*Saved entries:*
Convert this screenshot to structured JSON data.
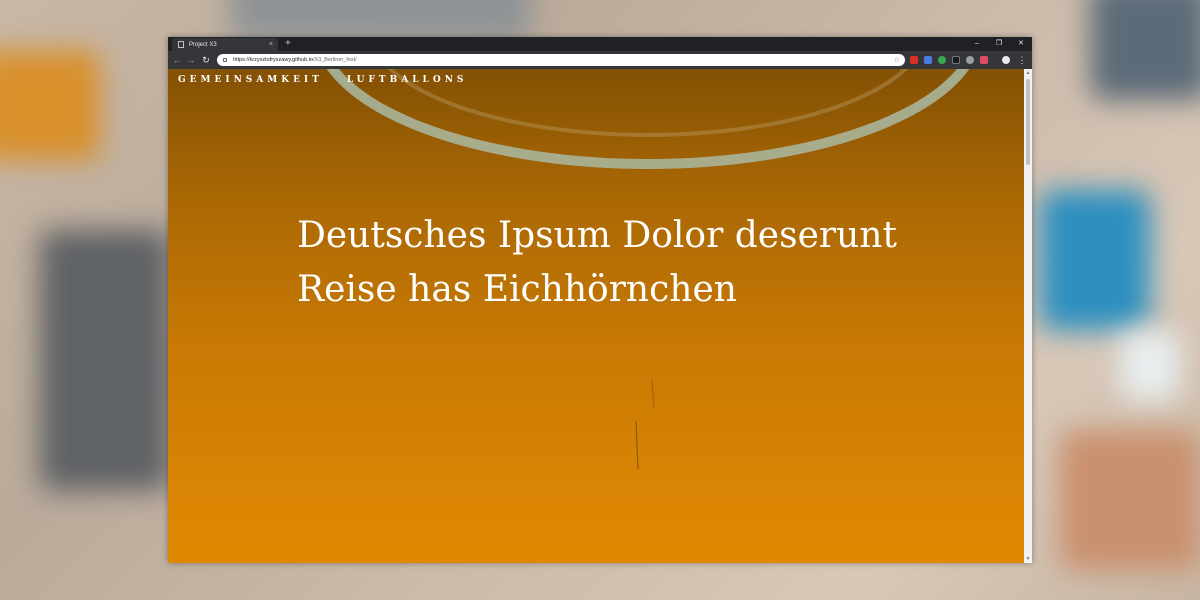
{
  "browser": {
    "tab_title": "Project X3",
    "url_host": "https://krzysztofryszawy.github.io",
    "url_path": "/X3_Berliner_fest/",
    "new_tab": "+",
    "tab_close": "×",
    "window_controls": {
      "minimize": "–",
      "restore": "❐",
      "close": "✕"
    },
    "nav_icons": {
      "back": "←",
      "forward": "→",
      "reload": "↻",
      "star": "☆",
      "menu": "⋮"
    }
  },
  "site": {
    "nav": [
      "GEMEINSAMKEIT",
      "LUFTBALLONS"
    ],
    "hero_line1": "Deutsches Ipsum Dolor deserunt",
    "hero_line2": "Reise has Eichhörnchen"
  },
  "colors": {
    "page_gradient_top": "#835104",
    "page_gradient_bottom": "#e08800",
    "chrome_dark": "#202124",
    "text_white": "#ffffff"
  }
}
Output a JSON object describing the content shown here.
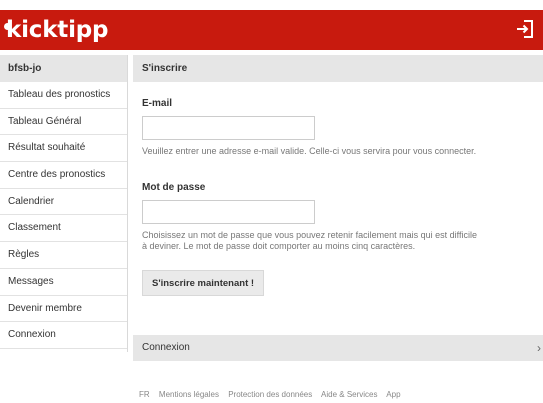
{
  "header": {
    "logo_text": "kicktipp",
    "brand_color": "#c81a0e",
    "login_icon": "login-arrow-icon"
  },
  "sidebar": {
    "group_label": "bfsb-jo",
    "items": [
      {
        "label": "Tableau des pronostics"
      },
      {
        "label": "Tableau Général"
      },
      {
        "label": "Résultat souhaité"
      },
      {
        "label": "Centre des pronostics"
      },
      {
        "label": "Calendrier"
      },
      {
        "label": "Classement"
      },
      {
        "label": "Règles"
      },
      {
        "label": "Messages"
      },
      {
        "label": "Devenir membre"
      },
      {
        "label": "Connexion"
      }
    ]
  },
  "main": {
    "section_title": "S'inscrire",
    "email": {
      "label": "E-mail",
      "value": "",
      "hint": "Veuillez entrer une adresse e-mail valide. Celle-ci vous servira pour vous connecter."
    },
    "password": {
      "label": "Mot de passe",
      "value": "",
      "hint": "Choisissez un mot de passe que vous pouvez retenir facilement mais qui est difficile à deviner. Le mot de passe doit comporter au moins cinq caractères."
    },
    "submit_label": "S'inscrire maintenant !",
    "connexion_bar": {
      "label": "Connexion",
      "chevron": "›"
    }
  },
  "footer": {
    "links": [
      "FR",
      "Mentions légales",
      "Protection des données",
      "Aide & Services",
      "App"
    ]
  }
}
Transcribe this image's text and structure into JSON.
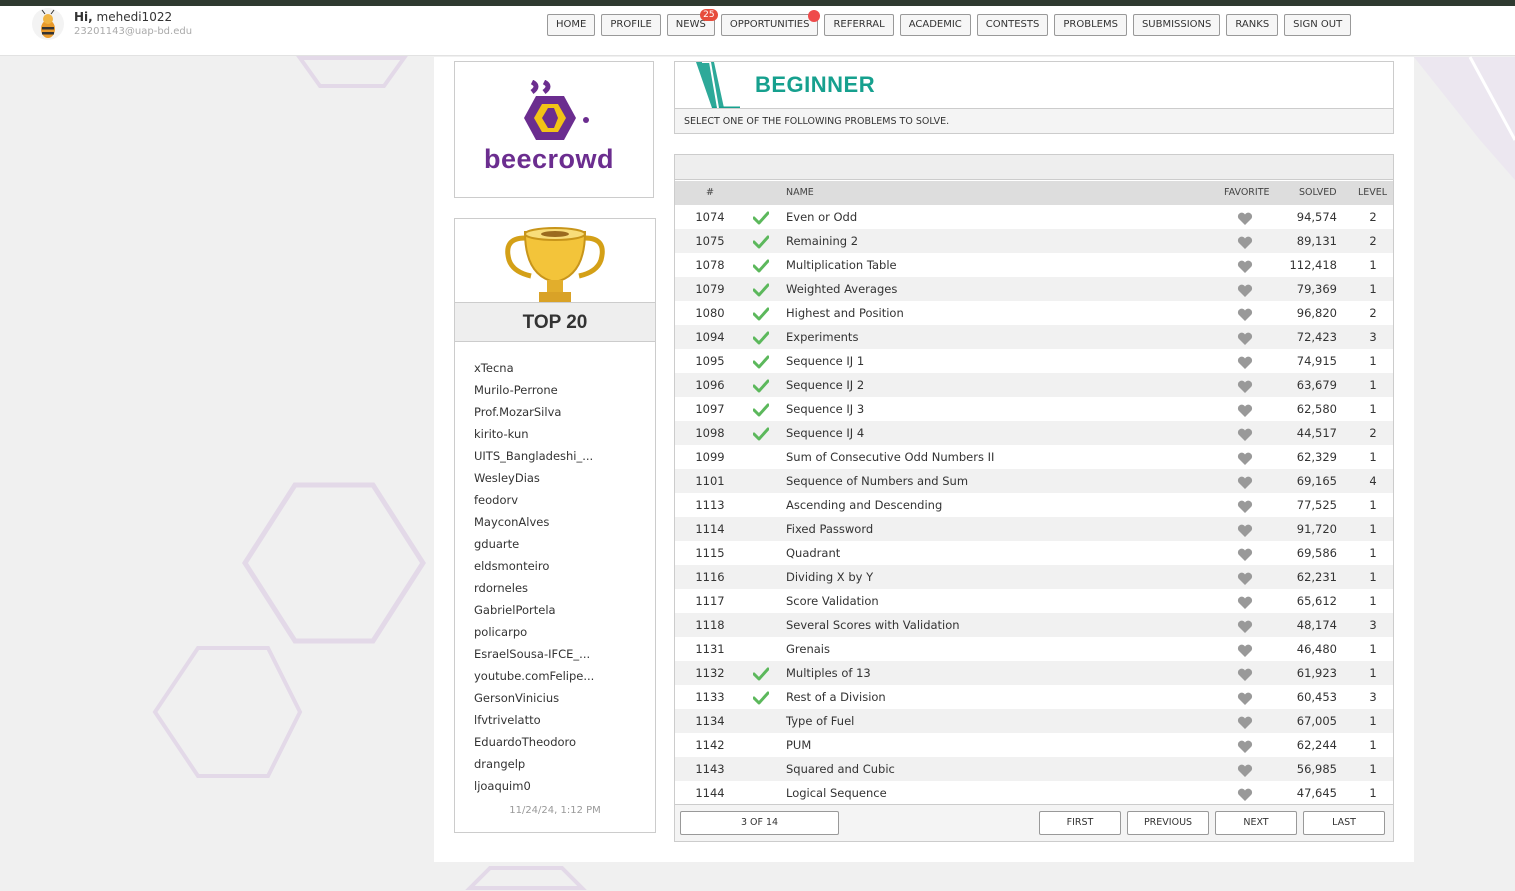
{
  "user": {
    "greeting": "Hi,",
    "username": "mehedi1022",
    "email": "23201143@uap-bd.edu"
  },
  "nav": [
    {
      "label": "HOME"
    },
    {
      "label": "PROFILE"
    },
    {
      "label": "NEWS",
      "badge": "25"
    },
    {
      "label": "OPPORTUNITIES",
      "dot": true
    },
    {
      "label": "REFERRAL"
    },
    {
      "label": "ACADEMIC"
    },
    {
      "label": "CONTESTS"
    },
    {
      "label": "PROBLEMS"
    },
    {
      "label": "SUBMISSIONS"
    },
    {
      "label": "RANKS"
    },
    {
      "label": "SIGN OUT"
    }
  ],
  "logo": {
    "text": "beecrowd"
  },
  "top20": {
    "title": "TOP 20",
    "users": [
      "xTecna",
      "Murilo-Perrone",
      "Prof.MozarSilva",
      "kirito-kun",
      "UITS_Bangladeshi_...",
      "WesleyDias",
      "feodorv",
      "MayconAlves",
      "gduarte",
      "eldsmonteiro",
      "rdorneles",
      "GabrielPortela",
      "policarpo",
      "EsraelSousa-IFCE_...",
      "youtube.comFelipe...",
      "GersonVinicius",
      "lfvtrivelatto",
      "EduardoTheodoro",
      "drangelp",
      "ljoaquim0"
    ],
    "timestamp": "11/24/24, 1:12 PM"
  },
  "category": {
    "title": "BEGINNER",
    "subtitle": "SELECT ONE OF THE FOLLOWING PROBLEMS TO SOLVE."
  },
  "table": {
    "headers": {
      "id": "#",
      "name": "NAME",
      "favorite": "FAVORITE",
      "solved": "SOLVED",
      "level": "LEVEL"
    },
    "rows": [
      {
        "id": "1074",
        "done": true,
        "name": "Even or Odd",
        "solved": "94,574",
        "level": "2"
      },
      {
        "id": "1075",
        "done": true,
        "name": "Remaining 2",
        "solved": "89,131",
        "level": "2"
      },
      {
        "id": "1078",
        "done": true,
        "name": "Multiplication Table",
        "solved": "112,418",
        "level": "1"
      },
      {
        "id": "1079",
        "done": true,
        "name": "Weighted Averages",
        "solved": "79,369",
        "level": "1"
      },
      {
        "id": "1080",
        "done": true,
        "name": "Highest and Position",
        "solved": "96,820",
        "level": "2"
      },
      {
        "id": "1094",
        "done": true,
        "name": "Experiments",
        "solved": "72,423",
        "level": "3"
      },
      {
        "id": "1095",
        "done": true,
        "name": "Sequence IJ 1",
        "solved": "74,915",
        "level": "1"
      },
      {
        "id": "1096",
        "done": true,
        "name": "Sequence IJ 2",
        "solved": "63,679",
        "level": "1"
      },
      {
        "id": "1097",
        "done": true,
        "name": "Sequence IJ 3",
        "solved": "62,580",
        "level": "1"
      },
      {
        "id": "1098",
        "done": true,
        "name": "Sequence IJ 4",
        "solved": "44,517",
        "level": "2"
      },
      {
        "id": "1099",
        "done": false,
        "name": "Sum of Consecutive Odd Numbers II",
        "solved": "62,329",
        "level": "1"
      },
      {
        "id": "1101",
        "done": false,
        "name": "Sequence of Numbers and Sum",
        "solved": "69,165",
        "level": "4"
      },
      {
        "id": "1113",
        "done": false,
        "name": "Ascending and Descending",
        "solved": "77,525",
        "level": "1"
      },
      {
        "id": "1114",
        "done": false,
        "name": "Fixed Password",
        "solved": "91,720",
        "level": "1"
      },
      {
        "id": "1115",
        "done": false,
        "name": "Quadrant",
        "solved": "69,586",
        "level": "1"
      },
      {
        "id": "1116",
        "done": false,
        "name": "Dividing X by Y",
        "solved": "62,231",
        "level": "1"
      },
      {
        "id": "1117",
        "done": false,
        "name": "Score Validation",
        "solved": "65,612",
        "level": "1"
      },
      {
        "id": "1118",
        "done": false,
        "name": "Several Scores with Validation",
        "solved": "48,174",
        "level": "3"
      },
      {
        "id": "1131",
        "done": false,
        "name": "Grenais",
        "solved": "46,480",
        "level": "1"
      },
      {
        "id": "1132",
        "done": true,
        "name": "Multiples of 13",
        "solved": "61,923",
        "level": "1"
      },
      {
        "id": "1133",
        "done": true,
        "name": "Rest of a Division",
        "solved": "60,453",
        "level": "3"
      },
      {
        "id": "1134",
        "done": false,
        "name": "Type of Fuel",
        "solved": "67,005",
        "level": "1"
      },
      {
        "id": "1142",
        "done": false,
        "name": "PUM",
        "solved": "62,244",
        "level": "1"
      },
      {
        "id": "1143",
        "done": false,
        "name": "Squared and Cubic",
        "solved": "56,985",
        "level": "1"
      },
      {
        "id": "1144",
        "done": false,
        "name": "Logical Sequence",
        "solved": "47,645",
        "level": "1"
      }
    ]
  },
  "pagination": {
    "info": "3 OF 14",
    "first": "FIRST",
    "previous": "PREVIOUS",
    "next": "NEXT",
    "last": "LAST"
  },
  "colors": {
    "brand": "#6b2d8f",
    "category": "#16a08e",
    "check": "#5cb85c",
    "badge": "#e74c3c"
  }
}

*TASK INSTRUCTIONS:* Check each line above for the string "this" and report how many lines have it, giving only the number.

*ANSWER TO THE TASK:* 2